**Material:**
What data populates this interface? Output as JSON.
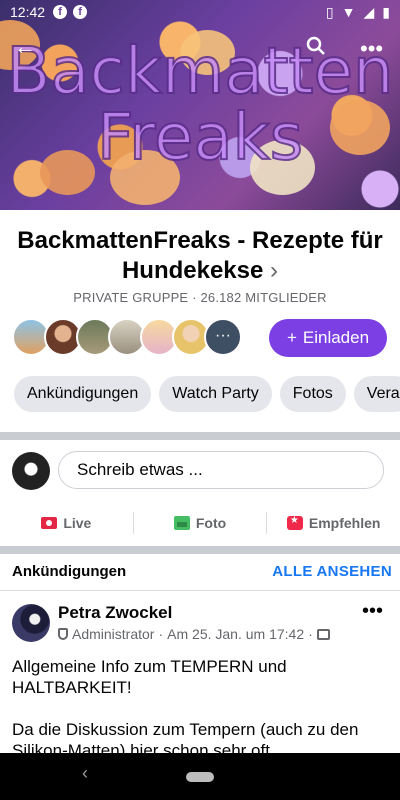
{
  "status": {
    "time": "12:42"
  },
  "cover": {
    "line1": "Backmatten",
    "line2": "Freaks"
  },
  "group": {
    "title": "BackmattenFreaks - Rezepte für Hundekekse",
    "chevron": "›",
    "meta": "PRIVATE GRUPPE · 26.182 MITGLIEDER",
    "invite_label": "Einladen",
    "more_members": "···"
  },
  "tabs": [
    "Ankündigungen",
    "Watch Party",
    "Fotos",
    "Vera"
  ],
  "composer": {
    "placeholder": "Schreib etwas ...",
    "actions": [
      "Live",
      "Foto",
      "Empfehlen"
    ]
  },
  "announcements": {
    "header": "Ankündigungen",
    "see_all": "ALLE ANSEHEN",
    "post": {
      "author": "Petra Zwockel",
      "role": "Administrator",
      "date": "Am 25. Jan. um 17:42",
      "line1": "Allgemeine Info zum TEMPERN und HALTBARKEIT!",
      "line2": "Da die Diskussion zum Tempern (auch zu den Silikon-Matten) hier schon sehr oft..."
    }
  },
  "colors": {
    "accent": "#7b3fe4",
    "link": "#1877f2",
    "chip": "#e4e6eb"
  }
}
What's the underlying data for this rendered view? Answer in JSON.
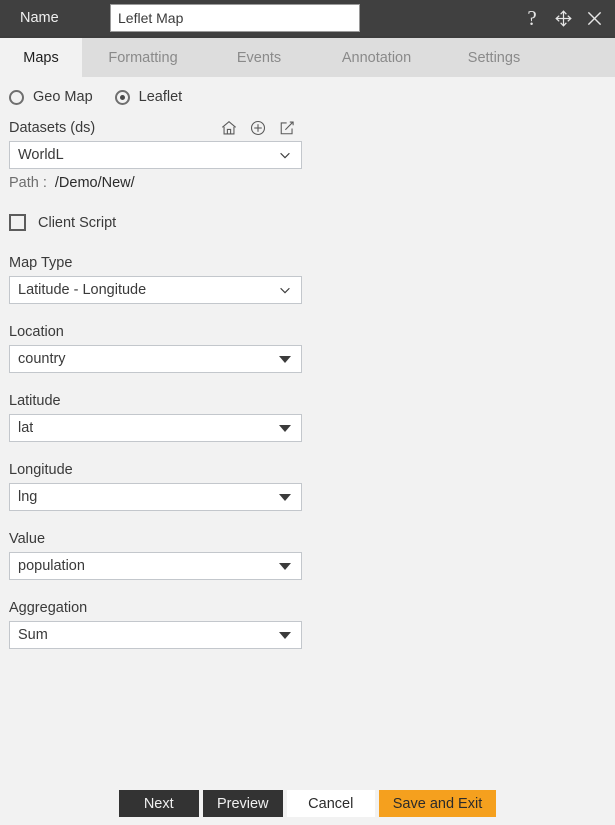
{
  "titlebar": {
    "name_label": "Name",
    "name_value": "Leflet Map",
    "name_placeholder": "Name",
    "help_icon": "question-mark-icon",
    "move_icon": "move-arrows-icon",
    "close_icon": "close-x-icon"
  },
  "tabs": [
    {
      "label": "Maps",
      "active": true
    },
    {
      "label": "Formatting",
      "active": false
    },
    {
      "label": "Events",
      "active": false
    },
    {
      "label": "Annotation",
      "active": false
    },
    {
      "label": "Settings",
      "active": false
    }
  ],
  "map_source": {
    "options": [
      {
        "label": "Geo Map",
        "selected": false
      },
      {
        "label": "Leaflet",
        "selected": true
      }
    ]
  },
  "datasets": {
    "label": "Datasets (ds)",
    "icons": [
      "home-icon",
      "plus-circle-icon",
      "edit-square-icon"
    ],
    "selected": "WorldL",
    "path_label": "Path :",
    "path_value": "/Demo/New/"
  },
  "client_script": {
    "label": "Client Script",
    "checked": false
  },
  "fields": [
    {
      "label": "Map Type",
      "value": "Latitude - Longitude",
      "arrow": "chevron"
    },
    {
      "label": "Location",
      "value": "country",
      "arrow": "caret"
    },
    {
      "label": "Latitude",
      "value": "lat",
      "arrow": "caret"
    },
    {
      "label": "Longitude",
      "value": "lng",
      "arrow": "caret"
    },
    {
      "label": "Value",
      "value": "population",
      "arrow": "caret"
    },
    {
      "label": "Aggregation",
      "value": "Sum",
      "arrow": "caret"
    }
  ],
  "footer": {
    "next": "Next",
    "preview": "Preview",
    "cancel": "Cancel",
    "save_and_exit": "Save and Exit"
  },
  "colors": {
    "titlebar": "#404040",
    "tabstrip": "#dddddd",
    "background": "#f2f2f2",
    "accent": "#f5a01e",
    "dark_button": "#333333"
  }
}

**Aim of the task:** Pictures excluded, quote all the data above exactly.

**Answer to this problem:**
What data populates this interface? Output as JSON.
{
  "status": {
    "time": "12:42"
  },
  "cover": {
    "line1": "Backmatten",
    "line2": "Freaks"
  },
  "group": {
    "title": "BackmattenFreaks - Rezepte für Hundekekse",
    "chevron": "›",
    "meta": "PRIVATE GRUPPE · 26.182 MITGLIEDER",
    "invite_label": "Einladen",
    "more_members": "···"
  },
  "tabs": [
    "Ankündigungen",
    "Watch Party",
    "Fotos",
    "Vera"
  ],
  "composer": {
    "placeholder": "Schreib etwas ...",
    "actions": [
      "Live",
      "Foto",
      "Empfehlen"
    ]
  },
  "announcements": {
    "header": "Ankündigungen",
    "see_all": "ALLE ANSEHEN",
    "post": {
      "author": "Petra Zwockel",
      "role": "Administrator",
      "date": "Am 25. Jan. um 17:42",
      "line1": "Allgemeine Info zum TEMPERN und HALTBARKEIT!",
      "line2": "Da die Diskussion zum Tempern (auch zu den Silikon-Matten) hier schon sehr oft..."
    }
  },
  "colors": {
    "accent": "#7b3fe4",
    "link": "#1877f2",
    "chip": "#e4e6eb"
  }
}
What's the underlying data for this rendered view? Answer in JSON.
{
  "titlebar": {
    "name_label": "Name",
    "name_value": "Leflet Map",
    "name_placeholder": "Name",
    "help_icon": "question-mark-icon",
    "move_icon": "move-arrows-icon",
    "close_icon": "close-x-icon"
  },
  "tabs": [
    {
      "label": "Maps",
      "active": true
    },
    {
      "label": "Formatting",
      "active": false
    },
    {
      "label": "Events",
      "active": false
    },
    {
      "label": "Annotation",
      "active": false
    },
    {
      "label": "Settings",
      "active": false
    }
  ],
  "map_source": {
    "options": [
      {
        "label": "Geo Map",
        "selected": false
      },
      {
        "label": "Leaflet",
        "selected": true
      }
    ]
  },
  "datasets": {
    "label": "Datasets (ds)",
    "icons": [
      "home-icon",
      "plus-circle-icon",
      "edit-square-icon"
    ],
    "selected": "WorldL",
    "path_label": "Path :",
    "path_value": "/Demo/New/"
  },
  "client_script": {
    "label": "Client Script",
    "checked": false
  },
  "fields": [
    {
      "label": "Map Type",
      "value": "Latitude - Longitude",
      "arrow": "chevron"
    },
    {
      "label": "Location",
      "value": "country",
      "arrow": "caret"
    },
    {
      "label": "Latitude",
      "value": "lat",
      "arrow": "caret"
    },
    {
      "label": "Longitude",
      "value": "lng",
      "arrow": "caret"
    },
    {
      "label": "Value",
      "value": "population",
      "arrow": "caret"
    },
    {
      "label": "Aggregation",
      "value": "Sum",
      "arrow": "caret"
    }
  ],
  "footer": {
    "next": "Next",
    "preview": "Preview",
    "cancel": "Cancel",
    "save_and_exit": "Save and Exit"
  },
  "colors": {
    "titlebar": "#404040",
    "tabstrip": "#dddddd",
    "background": "#f2f2f2",
    "accent": "#f5a01e",
    "dark_button": "#333333"
  }
}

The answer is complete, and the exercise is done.